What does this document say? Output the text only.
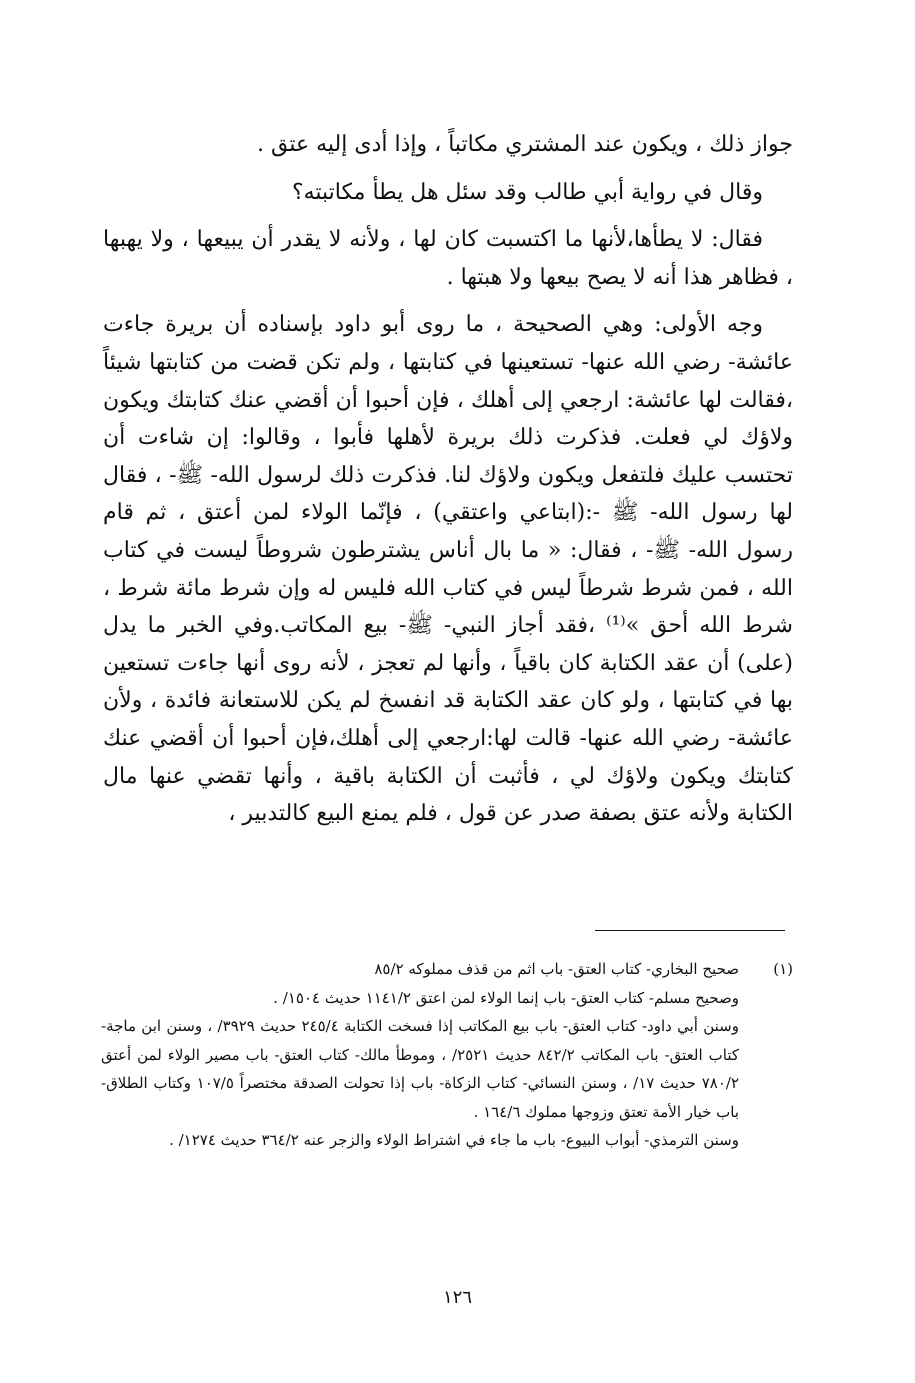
جواز ذلك ، ويكون عند المشتري مكاتباً ، وإذا أدى إليه عتق .

وقال في رواية أبي طالب وقد سئل هل يطأ مكاتبته؟

فقال: لا يطأها،لأنها ما اكتسبت كان لها ، ولأنه لا يقدر أن يبيعها ، ولا يهبها ، فظاهر هذا أنه لا يصح بيعها ولا هبتها .

وجه الأولى: وهي الصحيحة ، ما روى أبو داود بإسناده أن بريرة جاءت عائشة- رضي الله عنها- تستعينها في كتابتها ، ولم تكن قضت من كتابتها شيئاً ،فقالت لها عائشة: ارجعي إلى أهلك ، فإن أحبوا أن أقضي عنك كتابتك ويكون ولاؤك لي فعلت. فذكرت ذلك بريرة لأهلها فأبوا ، وقالوا: إن شاءت أن تحتسب عليك فلتفعل ويكون ولاؤك لنا. فذكرت ذلك لرسول الله- ﷺ- ، فقال لها رسول الله- ﷺ -:(ابتاعي واعتقي) ، فإنّما الولاء لمن أعتق ، ثم قام رسول الله- ﷺ- ، فقال: « ما بال أناس يشترطون شروطاً ليست في كتاب الله ، فمن شرط شرطاً ليس في كتاب الله فليس له وإن شرط مائة شرط ، شرط الله أحق »⁽¹⁾ ،فقد أجاز النبي- ﷺ- بيع المكاتب.وفي الخبر ما يدل (على) أن عقد الكتابة كان باقياً ، وأنها لم تعجز ، لأنه روى أنها جاءت تستعين بها في كتابتها ، ولو كان عقد الكتابة قد انفسخ لم يكن للاستعانة فائدة ، ولأن عائشة- رضي الله عنها- قالت لها:ارجعي إلى أهلك،فإن أحبوا أن أقضي عنك كتابتك ويكون ولاؤك لي ، فأثبت أن الكتابة باقية ، وأنها تقضي عنها مال الكتابة ولأنه عتق بصفة صدر عن قول ، فلم يمنع البيع كالتدبير ،

(١)

صحيح البخاري- كتاب العتق- باب اثم من قذف مملوكه ٨٥/٢

وصحيح مسلم- كتاب العتق- باب إنما الولاء لمن اعتق ١١٤١/٢ حديث ١٥٠٤/ .

وسنن أبي داود- كتاب العتق- باب بيع المكاتب إذا فسخت الكتابة ٢٤٥/٤ حديث ٣٩٢٩/ ، وسنن ابن ماجة- كتاب العتق- باب المكاتب ٨٤٢/٢ حديث ٢٥٢١/ ، وموطأ مالك- كتاب العتق- باب مصير الولاء لمن أعتق ٧٨٠/٢ حديث ١٧/ ، وسنن النسائي- كتاب الزكاة- باب إذا تحولت الصدقة مختصراً ١٠٧/٥ وكتاب الطلاق- باب خيار الأمة تعتق وزوجها مملوك ١٦٤/٦ .

وسنن الترمذي- أبواب البيوع- باب ما جاء في اشتراط الولاء والزجر عنه ٣٦٤/٢ حديث ١٢٧٤/ .

١٢٦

> _WHAT IS REQUIRED_
Set the listing down in full and exactly. Pictures within it should not appear in the copy.

> _OUTPUT FOR THIS EXERCISE_
What does this document say? Output the text only.
جواز ذلك ، ويكون عند المشتري مكاتباً ، وإذا أدى إليه عتق .

وقال في رواية أبي طالب وقد سئل هل يطأ مكاتبته؟

فقال: لا يطأها،لأنها ما اكتسبت كان لها ، ولأنه لا يقدر أن يبيعها ، ولا يهبها ، فظاهر هذا أنه لا يصح بيعها ولا هبتها .

وجه الأولى: وهي الصحيحة ، ما روى أبو داود بإسناده أن بريرة جاءت عائشة- رضي الله عنها- تستعينها في كتابتها ، ولم تكن قضت من كتابتها شيئاً ،فقالت لها عائشة: ارجعي إلى أهلك ، فإن أحبوا أن أقضي عنك كتابتك ويكون ولاؤك لي فعلت. فذكرت ذلك بريرة لأهلها فأبوا ، وقالوا: إن شاءت أن تحتسب عليك فلتفعل ويكون ولاؤك لنا. فذكرت ذلك لرسول الله- ﷺ- ، فقال لها رسول الله- ﷺ -:(ابتاعي واعتقي) ، فإنّما الولاء لمن أعتق ، ثم قام رسول الله- ﷺ- ، فقال: « ما بال أناس يشترطون شروطاً ليست في كتاب الله ، فمن شرط شرطاً ليس في كتاب الله فليس له وإن شرط مائة شرط ، شرط الله أحق »⁽¹⁾ ،فقد أجاز النبي- ﷺ- بيع المكاتب.وفي الخبر ما يدل (على) أن عقد الكتابة كان باقياً ، وأنها لم تعجز ، لأنه روى أنها جاءت تستعين بها في كتابتها ، ولو كان عقد الكتابة قد انفسخ لم يكن للاستعانة فائدة ، ولأن عائشة- رضي الله عنها- قالت لها:ارجعي إلى أهلك،فإن أحبوا أن أقضي عنك كتابتك ويكون ولاؤك لي ، فأثبت أن الكتابة باقية ، وأنها تقضي عنها مال الكتابة ولأنه عتق بصفة صدر عن قول ، فلم يمنع البيع كالتدبير ،

(١)

صحيح البخاري- كتاب العتق- باب اثم من قذف مملوكه ٨٥/٢

وصحيح مسلم- كتاب العتق- باب إنما الولاء لمن اعتق ١١٤١/٢ حديث ١٥٠٤/ .

وسنن أبي داود- كتاب العتق- باب بيع المكاتب إذا فسخت الكتابة ٢٤٥/٤ حديث ٣٩٢٩/ ، وسنن ابن ماجة- كتاب العتق- باب المكاتب ٨٤٢/٢ حديث ٢٥٢١/ ، وموطأ مالك- كتاب العتق- باب مصير الولاء لمن أعتق ٧٨٠/٢ حديث ١٧/ ، وسنن النسائي- كتاب الزكاة- باب إذا تحولت الصدقة مختصراً ١٠٧/٥ وكتاب الطلاق- باب خيار الأمة تعتق وزوجها مملوك ١٦٤/٦ .

وسنن الترمذي- أبواب البيوع- باب ما جاء في اشتراط الولاء والزجر عنه ٣٦٤/٢ حديث ١٢٧٤/ .

١٢٦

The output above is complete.